======== DATA SHOWN ========

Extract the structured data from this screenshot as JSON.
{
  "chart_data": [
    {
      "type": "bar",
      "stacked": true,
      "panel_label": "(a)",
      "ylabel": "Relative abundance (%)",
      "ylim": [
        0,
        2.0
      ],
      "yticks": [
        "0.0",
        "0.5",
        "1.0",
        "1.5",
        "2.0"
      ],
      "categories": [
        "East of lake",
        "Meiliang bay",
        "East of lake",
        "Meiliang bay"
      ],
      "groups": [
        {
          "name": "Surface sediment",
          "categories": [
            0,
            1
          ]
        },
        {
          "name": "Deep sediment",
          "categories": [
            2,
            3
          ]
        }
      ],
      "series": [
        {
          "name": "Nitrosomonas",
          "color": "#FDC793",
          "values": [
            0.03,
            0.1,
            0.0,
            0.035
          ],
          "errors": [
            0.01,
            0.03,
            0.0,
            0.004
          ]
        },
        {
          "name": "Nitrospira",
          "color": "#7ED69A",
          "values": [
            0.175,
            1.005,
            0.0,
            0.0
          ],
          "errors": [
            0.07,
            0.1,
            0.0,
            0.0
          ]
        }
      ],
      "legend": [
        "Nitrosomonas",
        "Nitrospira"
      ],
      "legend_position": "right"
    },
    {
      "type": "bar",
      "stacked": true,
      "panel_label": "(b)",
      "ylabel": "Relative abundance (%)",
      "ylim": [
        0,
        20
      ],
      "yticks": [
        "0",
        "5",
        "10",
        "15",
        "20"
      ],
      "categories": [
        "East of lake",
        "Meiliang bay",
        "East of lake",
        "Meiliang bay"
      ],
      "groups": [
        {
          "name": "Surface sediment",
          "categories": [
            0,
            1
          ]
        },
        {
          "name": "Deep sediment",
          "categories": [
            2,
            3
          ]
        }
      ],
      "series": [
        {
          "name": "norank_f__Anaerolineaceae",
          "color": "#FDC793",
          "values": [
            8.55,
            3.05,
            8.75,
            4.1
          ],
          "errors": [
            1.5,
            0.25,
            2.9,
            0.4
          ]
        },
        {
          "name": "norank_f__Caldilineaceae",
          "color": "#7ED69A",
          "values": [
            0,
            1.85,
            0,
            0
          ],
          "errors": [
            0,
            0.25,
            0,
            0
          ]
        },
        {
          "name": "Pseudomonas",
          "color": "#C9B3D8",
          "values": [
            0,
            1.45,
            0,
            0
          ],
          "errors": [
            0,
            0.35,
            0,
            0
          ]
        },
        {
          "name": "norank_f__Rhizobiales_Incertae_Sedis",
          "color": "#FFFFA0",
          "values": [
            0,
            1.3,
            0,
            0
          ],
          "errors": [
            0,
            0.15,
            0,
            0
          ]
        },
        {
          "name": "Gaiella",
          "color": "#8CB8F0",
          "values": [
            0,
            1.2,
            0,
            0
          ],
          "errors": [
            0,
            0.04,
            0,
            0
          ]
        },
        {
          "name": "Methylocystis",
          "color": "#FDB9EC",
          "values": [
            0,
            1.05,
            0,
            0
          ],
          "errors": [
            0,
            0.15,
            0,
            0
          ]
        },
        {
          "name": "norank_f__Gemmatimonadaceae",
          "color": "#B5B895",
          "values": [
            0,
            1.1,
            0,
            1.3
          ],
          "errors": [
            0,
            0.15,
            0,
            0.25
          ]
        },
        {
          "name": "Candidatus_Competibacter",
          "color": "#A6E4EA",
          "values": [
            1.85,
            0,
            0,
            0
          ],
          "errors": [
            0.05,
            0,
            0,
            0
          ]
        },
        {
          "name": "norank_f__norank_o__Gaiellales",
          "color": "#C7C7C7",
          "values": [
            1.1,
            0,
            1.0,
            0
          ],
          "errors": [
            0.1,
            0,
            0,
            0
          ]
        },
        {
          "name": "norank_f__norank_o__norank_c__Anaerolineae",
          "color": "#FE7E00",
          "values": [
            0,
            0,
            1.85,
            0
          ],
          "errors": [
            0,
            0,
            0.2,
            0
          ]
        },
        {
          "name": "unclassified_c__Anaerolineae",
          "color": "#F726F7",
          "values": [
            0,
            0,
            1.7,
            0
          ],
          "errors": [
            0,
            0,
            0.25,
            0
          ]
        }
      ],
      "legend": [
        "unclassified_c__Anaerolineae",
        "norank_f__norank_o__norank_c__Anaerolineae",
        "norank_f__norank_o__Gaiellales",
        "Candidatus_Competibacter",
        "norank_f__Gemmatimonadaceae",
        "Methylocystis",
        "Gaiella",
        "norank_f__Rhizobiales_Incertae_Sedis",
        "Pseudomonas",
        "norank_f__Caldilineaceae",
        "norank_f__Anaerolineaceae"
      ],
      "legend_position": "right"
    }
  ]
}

========

**GOAL**
Please return the data above exactly as given.

**TASK SOLUTION**
Extract the structured data from this screenshot as JSON.
{
  "chart_data": [
    {
      "type": "bar",
      "stacked": true,
      "panel_label": "(a)",
      "ylabel": "Relative abundance (%)",
      "ylim": [
        0,
        2.0
      ],
      "yticks": [
        "0.0",
        "0.5",
        "1.0",
        "1.5",
        "2.0"
      ],
      "categories": [
        "East of lake",
        "Meiliang bay",
        "East of lake",
        "Meiliang bay"
      ],
      "groups": [
        {
          "name": "Surface sediment",
          "categories": [
            0,
            1
          ]
        },
        {
          "name": "Deep sediment",
          "categories": [
            2,
            3
          ]
        }
      ],
      "series": [
        {
          "name": "Nitrosomonas",
          "color": "#FDC793",
          "values": [
            0.03,
            0.1,
            0.0,
            0.035
          ],
          "errors": [
            0.01,
            0.03,
            0.0,
            0.004
          ]
        },
        {
          "name": "Nitrospira",
          "color": "#7ED69A",
          "values": [
            0.175,
            1.005,
            0.0,
            0.0
          ],
          "errors": [
            0.07,
            0.1,
            0.0,
            0.0
          ]
        }
      ],
      "legend": [
        "Nitrosomonas",
        "Nitrospira"
      ],
      "legend_position": "right"
    },
    {
      "type": "bar",
      "stacked": true,
      "panel_label": "(b)",
      "ylabel": "Relative abundance (%)",
      "ylim": [
        0,
        20
      ],
      "yticks": [
        "0",
        "5",
        "10",
        "15",
        "20"
      ],
      "categories": [
        "East of lake",
        "Meiliang bay",
        "East of lake",
        "Meiliang bay"
      ],
      "groups": [
        {
          "name": "Surface sediment",
          "categories": [
            0,
            1
          ]
        },
        {
          "name": "Deep sediment",
          "categories": [
            2,
            3
          ]
        }
      ],
      "series": [
        {
          "name": "norank_f__Anaerolineaceae",
          "color": "#FDC793",
          "values": [
            8.55,
            3.05,
            8.75,
            4.1
          ],
          "errors": [
            1.5,
            0.25,
            2.9,
            0.4
          ]
        },
        {
          "name": "norank_f__Caldilineaceae",
          "color": "#7ED69A",
          "values": [
            0,
            1.85,
            0,
            0
          ],
          "errors": [
            0,
            0.25,
            0,
            0
          ]
        },
        {
          "name": "Pseudomonas",
          "color": "#C9B3D8",
          "values": [
            0,
            1.45,
            0,
            0
          ],
          "errors": [
            0,
            0.35,
            0,
            0
          ]
        },
        {
          "name": "norank_f__Rhizobiales_Incertae_Sedis",
          "color": "#FFFFA0",
          "values": [
            0,
            1.3,
            0,
            0
          ],
          "errors": [
            0,
            0.15,
            0,
            0
          ]
        },
        {
          "name": "Gaiella",
          "color": "#8CB8F0",
          "values": [
            0,
            1.2,
            0,
            0
          ],
          "errors": [
            0,
            0.04,
            0,
            0
          ]
        },
        {
          "name": "Methylocystis",
          "color": "#FDB9EC",
          "values": [
            0,
            1.05,
            0,
            0
          ],
          "errors": [
            0,
            0.15,
            0,
            0
          ]
        },
        {
          "name": "norank_f__Gemmatimonadaceae",
          "color": "#B5B895",
          "values": [
            0,
            1.1,
            0,
            1.3
          ],
          "errors": [
            0,
            0.15,
            0,
            0.25
          ]
        },
        {
          "name": "Candidatus_Competibacter",
          "color": "#A6E4EA",
          "values": [
            1.85,
            0,
            0,
            0
          ],
          "errors": [
            0.05,
            0,
            0,
            0
          ]
        },
        {
          "name": "norank_f__norank_o__Gaiellales",
          "color": "#C7C7C7",
          "values": [
            1.1,
            0,
            1.0,
            0
          ],
          "errors": [
            0.1,
            0,
            0,
            0
          ]
        },
        {
          "name": "norank_f__norank_o__norank_c__Anaerolineae",
          "color": "#FE7E00",
          "values": [
            0,
            0,
            1.85,
            0
          ],
          "errors": [
            0,
            0,
            0.2,
            0
          ]
        },
        {
          "name": "unclassified_c__Anaerolineae",
          "color": "#F726F7",
          "values": [
            0,
            0,
            1.7,
            0
          ],
          "errors": [
            0,
            0,
            0.25,
            0
          ]
        }
      ],
      "legend": [
        "unclassified_c__Anaerolineae",
        "norank_f__norank_o__norank_c__Anaerolineae",
        "norank_f__norank_o__Gaiellales",
        "Candidatus_Competibacter",
        "norank_f__Gemmatimonadaceae",
        "Methylocystis",
        "Gaiella",
        "norank_f__Rhizobiales_Incertae_Sedis",
        "Pseudomonas",
        "norank_f__Caldilineaceae",
        "norank_f__Anaerolineaceae"
      ],
      "legend_position": "right"
    }
  ]
}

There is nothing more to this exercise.